» **EXERCISE REQUIREMENTS**
Output the material beneath exactly, leaving nothing out.

» **SUPPLIED MATERIAL**
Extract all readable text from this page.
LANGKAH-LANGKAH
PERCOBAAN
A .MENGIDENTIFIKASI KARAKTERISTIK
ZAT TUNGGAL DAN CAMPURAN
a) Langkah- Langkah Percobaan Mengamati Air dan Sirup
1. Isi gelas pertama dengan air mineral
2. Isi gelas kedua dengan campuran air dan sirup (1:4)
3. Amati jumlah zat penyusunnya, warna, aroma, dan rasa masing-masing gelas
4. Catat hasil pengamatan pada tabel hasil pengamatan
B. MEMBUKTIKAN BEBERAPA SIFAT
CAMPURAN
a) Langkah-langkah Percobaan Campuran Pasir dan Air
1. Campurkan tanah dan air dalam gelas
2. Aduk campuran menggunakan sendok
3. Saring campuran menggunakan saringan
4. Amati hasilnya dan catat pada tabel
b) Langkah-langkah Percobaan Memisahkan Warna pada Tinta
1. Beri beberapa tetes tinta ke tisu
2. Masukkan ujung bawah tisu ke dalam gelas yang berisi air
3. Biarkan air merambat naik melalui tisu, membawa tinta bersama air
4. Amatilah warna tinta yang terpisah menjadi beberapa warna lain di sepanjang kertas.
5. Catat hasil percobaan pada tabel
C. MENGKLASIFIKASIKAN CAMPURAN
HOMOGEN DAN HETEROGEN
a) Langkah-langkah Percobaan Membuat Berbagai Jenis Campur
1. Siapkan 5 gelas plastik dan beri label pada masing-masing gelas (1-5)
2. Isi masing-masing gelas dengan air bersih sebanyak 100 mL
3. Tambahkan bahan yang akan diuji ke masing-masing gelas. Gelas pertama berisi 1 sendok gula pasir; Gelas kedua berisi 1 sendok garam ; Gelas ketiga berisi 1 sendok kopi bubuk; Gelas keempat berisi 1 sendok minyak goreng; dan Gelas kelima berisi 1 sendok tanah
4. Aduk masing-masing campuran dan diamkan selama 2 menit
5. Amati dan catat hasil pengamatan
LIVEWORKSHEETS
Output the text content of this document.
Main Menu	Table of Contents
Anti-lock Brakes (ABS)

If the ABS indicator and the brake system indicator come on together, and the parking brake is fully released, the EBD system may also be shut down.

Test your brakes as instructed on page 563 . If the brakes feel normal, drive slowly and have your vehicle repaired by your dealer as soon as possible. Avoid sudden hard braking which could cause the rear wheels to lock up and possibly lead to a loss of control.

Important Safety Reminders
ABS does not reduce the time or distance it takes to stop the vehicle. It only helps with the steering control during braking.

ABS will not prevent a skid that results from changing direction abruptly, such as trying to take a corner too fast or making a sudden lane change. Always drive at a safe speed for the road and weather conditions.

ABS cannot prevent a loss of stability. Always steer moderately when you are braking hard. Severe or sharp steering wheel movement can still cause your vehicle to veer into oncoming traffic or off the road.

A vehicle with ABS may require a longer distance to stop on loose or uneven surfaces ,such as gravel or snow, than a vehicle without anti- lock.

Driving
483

» **FULL OUTPUT**
Extract all readable text from this page.
LANGKAH-LANGKAH
PERCOBAAN
A .MENGIDENTIFIKASI KARAKTERISTIK
ZAT TUNGGAL DAN CAMPURAN
a) Langkah- Langkah Percobaan Mengamati Air dan Sirup
1. Isi gelas pertama dengan air mineral
2. Isi gelas kedua dengan campuran air dan sirup (1:4)
3. Amati jumlah zat penyusunnya, warna, aroma, dan rasa masing-masing gelas
4. Catat hasil pengamatan pada tabel hasil pengamatan
B. MEMBUKTIKAN BEBERAPA SIFAT
CAMPURAN
a) Langkah-langkah Percobaan Campuran Pasir dan Air
1. Campurkan tanah dan air dalam gelas
2. Aduk campuran menggunakan sendok
3. Saring campuran menggunakan saringan
4. Amati hasilnya dan catat pada tabel
b) Langkah-langkah Percobaan Memisahkan Warna pada Tinta
1. Beri beberapa tetes tinta ke tisu
2. Masukkan ujung bawah tisu ke dalam gelas yang berisi air
3. Biarkan air merambat naik melalui tisu, membawa tinta bersama air
4. Amatilah warna tinta yang terpisah menjadi beberapa warna lain di sepanjang kertas.
5. Catat hasil percobaan pada tabel
C. MENGKLASIFIKASIKAN CAMPURAN
HOMOGEN DAN HETEROGEN
a) Langkah-langkah Percobaan Membuat Berbagai Jenis Campur
1. Siapkan 5 gelas plastik dan beri label pada masing-masing gelas (1-5)
2. Isi masing-masing gelas dengan air bersih sebanyak 100 mL
3. Tambahkan bahan yang akan diuji ke masing-masing gelas. Gelas pertama berisi 1 sendok gula pasir; Gelas kedua berisi 1 sendok garam ; Gelas ketiga berisi 1 sendok kopi bubuk; Gelas keempat berisi 1 sendok minyak goreng; dan Gelas kelima berisi 1 sendok tanah
4. Aduk masing-masing campuran dan diamkan selama 2 menit
5. Amati dan catat hasil pengamatan
LIVEWORKSHEETS
Output the text content of this document.
Main Menu	Table of Contents
Anti-lock Brakes (ABS)

If the ABS indicator and the brake system indicator come on together, and the parking brake is fully released, the EBD system may also be shut down.

Test your brakes as instructed on page 563 . If the brakes feel normal, drive slowly and have your vehicle repaired by your dealer as soon as possible. Avoid sudden hard braking which could cause the rear wheels to lock up and possibly lead to a loss of control.

Important Safety Reminders
ABS does not reduce the time or distance it takes to stop the vehicle. It only helps with the steering control during braking.

ABS will not prevent a skid that results from changing direction abruptly, such as trying to take a corner too fast or making a sudden lane change. Always drive at a safe speed for the road and weather conditions.

ABS cannot prevent a loss of stability. Always steer moderately when you are braking hard. Severe or sharp steering wheel movement can still cause your vehicle to veer into oncoming traffic or off the road.

A vehicle with ABS may require a longer distance to stop on loose or uneven surfaces ,such as gravel or snow, than a vehicle without anti- lock.

Driving
483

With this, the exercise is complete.